WORK TO COMPLETE:
Restate every entry word for word.

* begin RECORDED DATA *

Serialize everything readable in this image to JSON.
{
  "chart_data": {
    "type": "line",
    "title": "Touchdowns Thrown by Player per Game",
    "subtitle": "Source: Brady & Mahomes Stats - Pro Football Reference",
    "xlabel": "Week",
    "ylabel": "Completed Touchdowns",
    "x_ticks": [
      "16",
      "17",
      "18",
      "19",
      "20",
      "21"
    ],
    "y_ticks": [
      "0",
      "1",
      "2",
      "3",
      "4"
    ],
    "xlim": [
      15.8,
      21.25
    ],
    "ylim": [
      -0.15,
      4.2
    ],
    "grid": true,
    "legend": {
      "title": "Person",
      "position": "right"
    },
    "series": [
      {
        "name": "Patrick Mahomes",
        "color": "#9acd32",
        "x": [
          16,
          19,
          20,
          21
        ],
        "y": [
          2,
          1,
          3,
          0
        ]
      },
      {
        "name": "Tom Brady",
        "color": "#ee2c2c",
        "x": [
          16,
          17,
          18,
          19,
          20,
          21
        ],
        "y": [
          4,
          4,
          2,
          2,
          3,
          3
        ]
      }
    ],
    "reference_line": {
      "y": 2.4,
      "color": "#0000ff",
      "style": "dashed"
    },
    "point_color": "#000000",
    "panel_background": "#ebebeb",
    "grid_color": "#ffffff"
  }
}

* end RECORDED DATA *

ANSWER FOR THE TASK:
Serialize everything readable in this image to JSON.
{
  "chart_data": {
    "type": "line",
    "title": "Touchdowns Thrown by Player per Game",
    "subtitle": "Source: Brady & Mahomes Stats - Pro Football Reference",
    "xlabel": "Week",
    "ylabel": "Completed Touchdowns",
    "x_ticks": [
      "16",
      "17",
      "18",
      "19",
      "20",
      "21"
    ],
    "y_ticks": [
      "0",
      "1",
      "2",
      "3",
      "4"
    ],
    "xlim": [
      15.8,
      21.25
    ],
    "ylim": [
      -0.15,
      4.2
    ],
    "grid": true,
    "legend": {
      "title": "Person",
      "position": "right"
    },
    "series": [
      {
        "name": "Patrick Mahomes",
        "color": "#9acd32",
        "x": [
          16,
          19,
          20,
          21
        ],
        "y": [
          2,
          1,
          3,
          0
        ]
      },
      {
        "name": "Tom Brady",
        "color": "#ee2c2c",
        "x": [
          16,
          17,
          18,
          19,
          20,
          21
        ],
        "y": [
          4,
          4,
          2,
          2,
          3,
          3
        ]
      }
    ],
    "reference_line": {
      "y": 2.4,
      "color": "#0000ff",
      "style": "dashed"
    },
    "point_color": "#000000",
    "panel_background": "#ebebeb",
    "grid_color": "#ffffff"
  }
}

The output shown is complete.